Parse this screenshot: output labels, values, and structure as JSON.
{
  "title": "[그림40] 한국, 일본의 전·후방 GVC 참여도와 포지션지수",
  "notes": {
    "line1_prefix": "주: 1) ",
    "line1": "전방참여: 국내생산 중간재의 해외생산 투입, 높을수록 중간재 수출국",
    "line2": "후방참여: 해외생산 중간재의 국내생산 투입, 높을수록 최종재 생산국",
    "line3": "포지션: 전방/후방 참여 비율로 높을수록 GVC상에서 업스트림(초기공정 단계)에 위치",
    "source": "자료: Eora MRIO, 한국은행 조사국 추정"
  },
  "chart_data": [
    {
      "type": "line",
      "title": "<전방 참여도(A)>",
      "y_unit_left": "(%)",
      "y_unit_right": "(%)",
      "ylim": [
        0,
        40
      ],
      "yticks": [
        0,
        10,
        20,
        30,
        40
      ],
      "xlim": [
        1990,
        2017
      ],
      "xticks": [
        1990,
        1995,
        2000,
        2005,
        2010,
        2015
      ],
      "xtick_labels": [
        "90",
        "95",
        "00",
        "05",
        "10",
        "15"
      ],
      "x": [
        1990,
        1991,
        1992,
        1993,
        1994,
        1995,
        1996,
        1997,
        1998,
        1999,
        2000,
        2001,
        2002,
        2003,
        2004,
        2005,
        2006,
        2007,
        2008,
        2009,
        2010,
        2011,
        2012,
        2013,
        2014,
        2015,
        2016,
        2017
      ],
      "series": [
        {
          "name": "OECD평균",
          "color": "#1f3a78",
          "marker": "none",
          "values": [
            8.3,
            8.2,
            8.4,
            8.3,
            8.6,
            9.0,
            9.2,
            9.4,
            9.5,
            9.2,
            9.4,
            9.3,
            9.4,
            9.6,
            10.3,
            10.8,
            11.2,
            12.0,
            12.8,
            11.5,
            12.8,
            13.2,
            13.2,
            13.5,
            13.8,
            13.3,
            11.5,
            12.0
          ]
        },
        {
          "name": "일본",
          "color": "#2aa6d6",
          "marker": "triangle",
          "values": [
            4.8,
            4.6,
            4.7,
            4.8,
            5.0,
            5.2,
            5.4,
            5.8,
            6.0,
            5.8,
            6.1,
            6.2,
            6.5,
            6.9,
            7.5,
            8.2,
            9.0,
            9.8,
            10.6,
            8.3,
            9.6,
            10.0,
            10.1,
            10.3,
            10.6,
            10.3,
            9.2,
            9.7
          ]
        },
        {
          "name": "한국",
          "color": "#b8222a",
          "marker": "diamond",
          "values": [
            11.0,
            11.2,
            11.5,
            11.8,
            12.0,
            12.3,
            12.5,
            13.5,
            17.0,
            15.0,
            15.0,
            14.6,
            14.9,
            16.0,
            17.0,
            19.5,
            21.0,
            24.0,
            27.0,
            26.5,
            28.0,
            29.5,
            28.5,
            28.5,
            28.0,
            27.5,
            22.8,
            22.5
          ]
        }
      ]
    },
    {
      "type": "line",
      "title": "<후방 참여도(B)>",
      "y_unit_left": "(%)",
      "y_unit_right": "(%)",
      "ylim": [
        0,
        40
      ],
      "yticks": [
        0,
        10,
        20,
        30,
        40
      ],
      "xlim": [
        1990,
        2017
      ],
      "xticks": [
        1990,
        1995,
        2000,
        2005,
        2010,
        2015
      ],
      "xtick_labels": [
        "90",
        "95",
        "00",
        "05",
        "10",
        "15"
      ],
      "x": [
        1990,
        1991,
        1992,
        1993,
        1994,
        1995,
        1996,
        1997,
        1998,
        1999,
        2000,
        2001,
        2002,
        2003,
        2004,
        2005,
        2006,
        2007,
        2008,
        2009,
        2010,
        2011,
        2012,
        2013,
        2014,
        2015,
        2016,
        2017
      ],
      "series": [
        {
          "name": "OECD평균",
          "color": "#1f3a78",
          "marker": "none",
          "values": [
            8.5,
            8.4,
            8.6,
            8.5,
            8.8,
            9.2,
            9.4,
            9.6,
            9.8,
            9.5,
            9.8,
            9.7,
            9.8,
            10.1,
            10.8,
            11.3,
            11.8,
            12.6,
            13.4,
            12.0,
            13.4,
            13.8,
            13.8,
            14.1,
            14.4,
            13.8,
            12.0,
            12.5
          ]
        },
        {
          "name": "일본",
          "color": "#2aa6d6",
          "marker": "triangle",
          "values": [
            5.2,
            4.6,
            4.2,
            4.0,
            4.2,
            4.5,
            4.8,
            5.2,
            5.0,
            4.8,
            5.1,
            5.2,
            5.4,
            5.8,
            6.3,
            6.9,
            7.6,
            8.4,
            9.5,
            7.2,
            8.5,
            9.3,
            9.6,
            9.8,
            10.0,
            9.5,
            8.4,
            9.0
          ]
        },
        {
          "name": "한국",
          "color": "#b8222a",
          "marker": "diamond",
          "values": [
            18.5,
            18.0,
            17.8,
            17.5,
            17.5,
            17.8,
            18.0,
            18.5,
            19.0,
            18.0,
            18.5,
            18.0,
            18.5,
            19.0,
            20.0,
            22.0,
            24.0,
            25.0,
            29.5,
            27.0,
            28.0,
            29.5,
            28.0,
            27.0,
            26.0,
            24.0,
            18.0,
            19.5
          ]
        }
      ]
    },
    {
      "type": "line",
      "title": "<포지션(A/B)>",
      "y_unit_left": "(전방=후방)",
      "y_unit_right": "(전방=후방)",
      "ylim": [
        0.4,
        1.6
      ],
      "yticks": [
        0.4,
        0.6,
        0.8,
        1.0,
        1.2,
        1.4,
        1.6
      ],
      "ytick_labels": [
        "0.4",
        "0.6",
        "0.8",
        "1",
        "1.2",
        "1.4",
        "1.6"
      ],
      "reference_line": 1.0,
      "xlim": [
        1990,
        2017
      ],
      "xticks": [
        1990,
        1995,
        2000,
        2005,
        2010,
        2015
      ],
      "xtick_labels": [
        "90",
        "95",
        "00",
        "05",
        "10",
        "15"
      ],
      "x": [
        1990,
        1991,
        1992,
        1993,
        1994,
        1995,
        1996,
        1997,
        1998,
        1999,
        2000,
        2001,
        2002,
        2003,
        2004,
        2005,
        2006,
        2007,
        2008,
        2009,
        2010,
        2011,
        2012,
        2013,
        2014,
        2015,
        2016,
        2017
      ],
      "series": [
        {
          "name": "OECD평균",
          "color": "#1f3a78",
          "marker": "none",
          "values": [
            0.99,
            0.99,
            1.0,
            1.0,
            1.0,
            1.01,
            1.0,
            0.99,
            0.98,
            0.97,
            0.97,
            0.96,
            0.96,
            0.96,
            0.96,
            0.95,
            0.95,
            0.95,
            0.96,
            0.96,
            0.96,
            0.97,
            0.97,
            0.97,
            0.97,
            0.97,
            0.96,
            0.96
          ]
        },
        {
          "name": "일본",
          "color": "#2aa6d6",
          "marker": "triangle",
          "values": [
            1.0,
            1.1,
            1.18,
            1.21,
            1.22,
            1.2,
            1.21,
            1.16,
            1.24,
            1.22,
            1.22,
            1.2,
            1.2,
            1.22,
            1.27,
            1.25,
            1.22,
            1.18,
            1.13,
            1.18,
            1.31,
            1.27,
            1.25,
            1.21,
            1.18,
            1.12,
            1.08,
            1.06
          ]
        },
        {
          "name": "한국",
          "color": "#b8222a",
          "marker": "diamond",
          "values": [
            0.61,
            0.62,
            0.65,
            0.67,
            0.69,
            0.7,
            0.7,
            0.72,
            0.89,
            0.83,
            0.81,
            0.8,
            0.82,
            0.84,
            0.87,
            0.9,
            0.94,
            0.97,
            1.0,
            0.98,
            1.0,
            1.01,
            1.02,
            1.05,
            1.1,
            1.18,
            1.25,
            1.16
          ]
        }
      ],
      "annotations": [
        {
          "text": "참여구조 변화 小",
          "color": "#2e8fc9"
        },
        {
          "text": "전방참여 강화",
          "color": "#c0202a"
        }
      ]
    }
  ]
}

######

**SET PROBLEM**. Provide the number of lines in the data above that contain the string "높을수록", and nothing else.

**THE SOLUTION**. 3